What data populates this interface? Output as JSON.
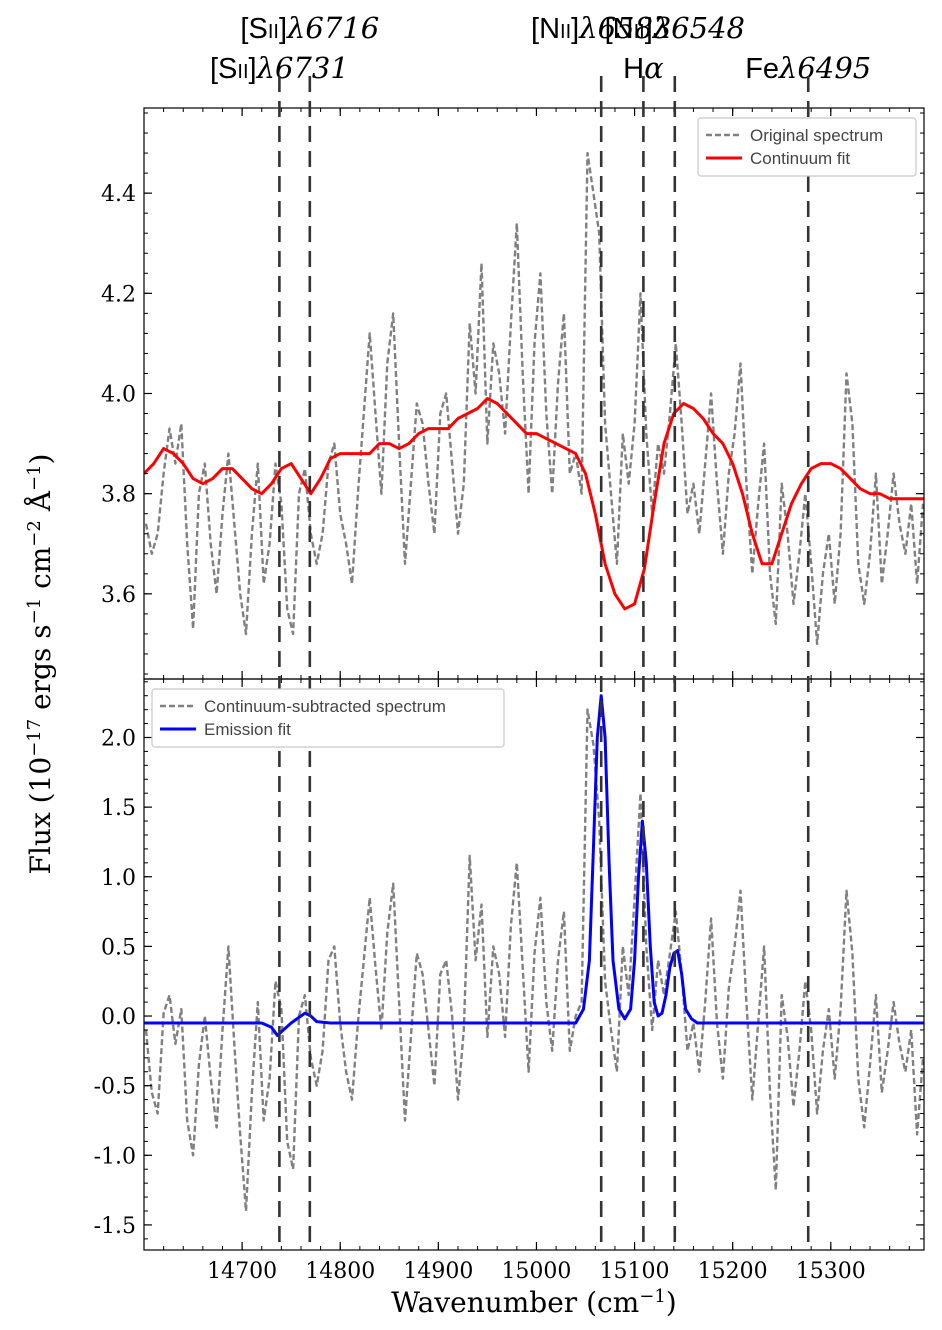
{
  "chart_data": {
    "type": "line",
    "ylabel_main": "Flux (10",
    "ylabel_exp1": "−17",
    "ylabel_mid": " ergs s",
    "ylabel_exp2": "−1",
    "ylabel_mid2": " cm",
    "ylabel_exp3": "−2",
    "ylabel_unit": " Å",
    "ylabel_exp4": "−1",
    "ylabel_end": ")",
    "xlabel_main": "Wavenumber (cm",
    "xlabel_exp": "−1",
    "xlabel_end": ")",
    "xlim": [
      14600,
      15395
    ],
    "xticks": [
      "14700",
      "14800",
      "14900",
      "15000",
      "15100",
      "15200",
      "15300"
    ],
    "lines": [
      {
        "x": 14738,
        "prefix": "[S",
        "ion": "II",
        "suffix": "]",
        "lambda": "λ6731",
        "row": 2
      },
      {
        "x": 14769,
        "prefix": "[S",
        "ion": "II",
        "suffix": "]",
        "lambda": "λ6716",
        "row": 1
      },
      {
        "x": 15066,
        "prefix": "[N",
        "ion": "II",
        "suffix": "]",
        "lambda": "λ6583",
        "row": 1
      },
      {
        "x": 15109,
        "prefix": "H",
        "ion": "",
        "suffix": "",
        "lambda": "α",
        "row": 2
      },
      {
        "x": 15141,
        "prefix": "[N",
        "ion": "II",
        "suffix": "]",
        "lambda": "λ6548",
        "row": 1
      },
      {
        "x": 15277,
        "prefix": "Fe",
        "ion": "",
        "suffix": "",
        "lambda": "λ6495",
        "row": 2
      }
    ],
    "panels": [
      {
        "ylim": [
          3.43,
          4.57
        ],
        "yticks": [
          "3.6",
          "3.8",
          "4.0",
          "4.2",
          "4.4"
        ],
        "legend": {
          "position": "top-right",
          "entries": [
            {
              "label": "Original spectrum",
              "color": "#808080",
              "style": "dashed"
            },
            {
              "label": "Continuum fit",
              "color": "#ff0000",
              "style": "solid"
            }
          ]
        },
        "series": [
          {
            "name": "Original spectrum",
            "color": "#808080",
            "style": "dashed",
            "x": [
              14602,
              14608,
              14614,
              14620,
              14626,
              14632,
              14638,
              14644,
              14650,
              14656,
              14662,
              14668,
              14674,
              14680,
              14686,
              14692,
              14698,
              14704,
              14710,
              14716,
              14722,
              14728,
              14734,
              14740,
              14746,
              14752,
              14758,
              14764,
              14770,
              14776,
              14782,
              14788,
              14794,
              14800,
              14806,
              14812,
              14818,
              14824,
              14830,
              14836,
              14842,
              14848,
              14854,
              14860,
              14866,
              14872,
              14878,
              14884,
              14890,
              14896,
              14902,
              14908,
              14914,
              14920,
              14926,
              14932,
              14938,
              14944,
              14950,
              14956,
              14962,
              14968,
              14974,
              14980,
              14986,
              14992,
              14998,
              15004,
              15010,
              15016,
              15022,
              15028,
              15034,
              15040,
              15046,
              15052,
              15058,
              15064,
              15070,
              15076,
              15082,
              15088,
              15094,
              15100,
              15106,
              15112,
              15118,
              15124,
              15130,
              15136,
              15142,
              15148,
              15154,
              15160,
              15166,
              15172,
              15178,
              15184,
              15190,
              15196,
              15202,
              15208,
              15214,
              15220,
              15226,
              15232,
              15238,
              15244,
              15250,
              15256,
              15262,
              15268,
              15274,
              15280,
              15286,
              15292,
              15298,
              15304,
              15310,
              15316,
              15322,
              15328,
              15334,
              15340,
              15346,
              15352,
              15358,
              15364,
              15370,
              15376,
              15382,
              15388,
              15394
            ],
            "y": [
              3.74,
              3.68,
              3.72,
              3.84,
              3.93,
              3.86,
              3.94,
              3.7,
              3.53,
              3.8,
              3.86,
              3.7,
              3.6,
              3.76,
              3.88,
              3.74,
              3.6,
              3.52,
              3.72,
              3.86,
              3.62,
              3.7,
              3.86,
              3.78,
              3.57,
              3.52,
              3.8,
              3.85,
              3.72,
              3.66,
              3.72,
              3.86,
              3.9,
              3.76,
              3.7,
              3.62,
              3.8,
              3.96,
              4.12,
              3.96,
              3.8,
              4.06,
              4.16,
              3.9,
              3.66,
              3.82,
              3.98,
              3.94,
              3.82,
              3.72,
              3.96,
              4.0,
              3.86,
              3.72,
              3.82,
              4.14,
              4.0,
              4.26,
              3.9,
              4.1,
              4.04,
              3.92,
              4.14,
              4.34,
              4.04,
              3.8,
              4.1,
              4.24,
              3.96,
              3.8,
              4.02,
              4.16,
              3.84,
              3.88,
              3.8,
              4.48,
              4.4,
              4.32,
              3.94,
              3.8,
              3.66,
              3.92,
              3.82,
              3.94,
              4.2,
              3.92,
              3.76,
              3.9,
              3.84,
              3.96,
              4.1,
              3.94,
              3.76,
              3.82,
              3.72,
              3.86,
              4.0,
              3.82,
              3.68,
              3.84,
              3.92,
              4.06,
              3.82,
              3.64,
              3.78,
              3.9,
              3.64,
              3.54,
              3.82,
              3.72,
              3.58,
              3.68,
              3.8,
              3.66,
              3.5,
              3.64,
              3.72,
              3.58,
              3.72,
              4.04,
              3.94,
              3.66,
              3.58,
              3.68,
              3.84,
              3.62,
              3.72,
              3.84,
              3.74,
              3.68,
              3.78,
              3.62,
              3.78
            ]
          },
          {
            "name": "Continuum fit",
            "color": "#ff0000",
            "style": "solid",
            "x": [
              14600,
              14610,
              14620,
              14630,
              14640,
              14650,
              14660,
              14670,
              14680,
              14690,
              14700,
              14710,
              14720,
              14730,
              14740,
              14750,
              14760,
              14770,
              14780,
              14790,
              14800,
              14810,
              14820,
              14830,
              14840,
              14850,
              14860,
              14870,
              14880,
              14890,
              14900,
              14910,
              14920,
              14930,
              14940,
              14950,
              14960,
              14970,
              14980,
              14990,
              15000,
              15010,
              15020,
              15030,
              15040,
              15050,
              15060,
              15070,
              15080,
              15090,
              15100,
              15110,
              15120,
              15130,
              15140,
              15150,
              15160,
              15170,
              15180,
              15190,
              15200,
              15210,
              15220,
              15230,
              15240,
              15250,
              15260,
              15270,
              15280,
              15290,
              15300,
              15310,
              15320,
              15330,
              15340,
              15350,
              15360,
              15370,
              15380,
              15390,
              15395
            ],
            "y": [
              3.84,
              3.86,
              3.89,
              3.88,
              3.86,
              3.83,
              3.82,
              3.83,
              3.85,
              3.85,
              3.83,
              3.81,
              3.8,
              3.82,
              3.85,
              3.86,
              3.83,
              3.8,
              3.83,
              3.87,
              3.88,
              3.88,
              3.88,
              3.88,
              3.9,
              3.9,
              3.89,
              3.9,
              3.92,
              3.93,
              3.93,
              3.93,
              3.95,
              3.96,
              3.97,
              3.99,
              3.98,
              3.96,
              3.94,
              3.92,
              3.92,
              3.91,
              3.9,
              3.89,
              3.88,
              3.84,
              3.76,
              3.66,
              3.6,
              3.57,
              3.58,
              3.65,
              3.78,
              3.9,
              3.96,
              3.98,
              3.97,
              3.95,
              3.92,
              3.9,
              3.86,
              3.8,
              3.72,
              3.66,
              3.66,
              3.72,
              3.78,
              3.82,
              3.85,
              3.86,
              3.86,
              3.85,
              3.83,
              3.81,
              3.8,
              3.8,
              3.79,
              3.79,
              3.79,
              3.79,
              3.79
            ]
          }
        ]
      },
      {
        "ylim": [
          -1.68,
          2.42
        ],
        "yticks": [
          "-1.5",
          "-1.0",
          "-0.5",
          "0.0",
          "0.5",
          "1.0",
          "1.5",
          "2.0"
        ],
        "legend": {
          "position": "top-left",
          "entries": [
            {
              "label": "Continuum-subtracted spectrum",
              "color": "#808080",
              "style": "dashed"
            },
            {
              "label": "Emission fit",
              "color": "#0000ff",
              "style": "solid"
            }
          ]
        },
        "series": [
          {
            "name": "Continuum-subtracted spectrum",
            "color": "#808080",
            "style": "dashed",
            "x": [
              14602,
              14608,
              14614,
              14620,
              14626,
              14632,
              14638,
              14644,
              14650,
              14656,
              14662,
              14668,
              14674,
              14680,
              14686,
              14692,
              14698,
              14704,
              14710,
              14716,
              14722,
              14728,
              14734,
              14740,
              14746,
              14752,
              14758,
              14764,
              14770,
              14776,
              14782,
              14788,
              14794,
              14800,
              14806,
              14812,
              14818,
              14824,
              14830,
              14836,
              14842,
              14848,
              14854,
              14860,
              14866,
              14872,
              14878,
              14884,
              14890,
              14896,
              14902,
              14908,
              14914,
              14920,
              14926,
              14932,
              14938,
              14944,
              14950,
              14956,
              14962,
              14968,
              14974,
              14980,
              14986,
              14992,
              14998,
              15004,
              15010,
              15016,
              15022,
              15028,
              15034,
              15040,
              15046,
              15052,
              15058,
              15064,
              15070,
              15076,
              15082,
              15088,
              15094,
              15100,
              15106,
              15112,
              15118,
              15124,
              15130,
              15136,
              15142,
              15148,
              15154,
              15160,
              15166,
              15172,
              15178,
              15184,
              15190,
              15196,
              15202,
              15208,
              15214,
              15220,
              15226,
              15232,
              15238,
              15244,
              15250,
              15256,
              15262,
              15268,
              15274,
              15280,
              15286,
              15292,
              15298,
              15304,
              15310,
              15316,
              15322,
              15328,
              15334,
              15340,
              15346,
              15352,
              15358,
              15364,
              15370,
              15376,
              15382,
              15388,
              15394
            ],
            "y": [
              -0.1,
              -0.55,
              -0.7,
              0.02,
              0.15,
              -0.2,
              0.05,
              -0.75,
              -1.0,
              -0.35,
              0.0,
              -0.45,
              -0.8,
              -0.1,
              0.5,
              -0.2,
              -0.85,
              -1.4,
              -0.55,
              0.1,
              -0.75,
              -0.45,
              0.25,
              0.05,
              -0.9,
              -1.1,
              0.0,
              0.15,
              -0.3,
              -0.5,
              -0.25,
              0.4,
              0.5,
              -0.05,
              -0.4,
              -0.6,
              -0.05,
              0.4,
              0.85,
              0.35,
              -0.1,
              0.6,
              0.95,
              0.1,
              -0.75,
              -0.15,
              0.45,
              0.3,
              -0.1,
              -0.5,
              0.3,
              0.4,
              0.0,
              -0.6,
              -0.1,
              1.15,
              0.4,
              0.8,
              -0.15,
              0.5,
              0.3,
              -0.15,
              0.65,
              1.1,
              0.35,
              -0.4,
              0.45,
              0.85,
              0.1,
              -0.25,
              0.4,
              0.75,
              -0.25,
              0.0,
              0.1,
              2.2,
              1.95,
              1.4,
              0.25,
              -0.1,
              -0.4,
              0.5,
              0.15,
              0.85,
              1.6,
              0.5,
              -0.1,
              0.4,
              0.15,
              0.45,
              0.75,
              0.3,
              -0.25,
              -0.05,
              -0.4,
              0.1,
              0.7,
              -0.05,
              -0.45,
              0.2,
              0.5,
              0.9,
              0.1,
              -0.6,
              -0.05,
              0.5,
              -0.55,
              -1.25,
              0.15,
              -0.15,
              -0.65,
              -0.25,
              0.25,
              -0.1,
              -0.7,
              -0.25,
              0.05,
              -0.45,
              0.05,
              0.9,
              0.45,
              -0.45,
              -0.8,
              -0.35,
              0.15,
              -0.55,
              -0.25,
              0.1,
              -0.2,
              -0.4,
              -0.1,
              -0.85,
              -0.3
            ]
          },
          {
            "name": "Emission fit",
            "color": "#0000ff",
            "style": "solid",
            "x": [
              14600,
              14720,
              14730,
              14736,
              14742,
              14750,
              14758,
              14764,
              14770,
              14776,
              14790,
              15040,
              15048,
              15054,
              15058,
              15062,
              15066,
              15070,
              15074,
              15078,
              15084,
              15090,
              15096,
              15100,
              15104,
              15108,
              15112,
              15116,
              15120,
              15124,
              15128,
              15132,
              15136,
              15140,
              15144,
              15148,
              15152,
              15158,
              15164,
              15395
            ],
            "y": [
              -0.05,
              -0.05,
              -0.08,
              -0.14,
              -0.1,
              -0.05,
              -0.01,
              0.02,
              0.0,
              -0.04,
              -0.05,
              -0.05,
              0.05,
              0.4,
              1.2,
              2.0,
              2.3,
              2.0,
              1.1,
              0.4,
              0.05,
              -0.02,
              0.05,
              0.4,
              1.0,
              1.4,
              1.1,
              0.5,
              0.1,
              0.0,
              0.02,
              0.15,
              0.35,
              0.45,
              0.47,
              0.3,
              0.05,
              -0.02,
              -0.05,
              -0.05
            ]
          }
        ]
      }
    ]
  }
}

-*-

* _Task instructions_
Pick out lines containing the word "Emission", each one as written.

* _Written solution_
              "label": "Emission fit",
            "name": "Emission fit",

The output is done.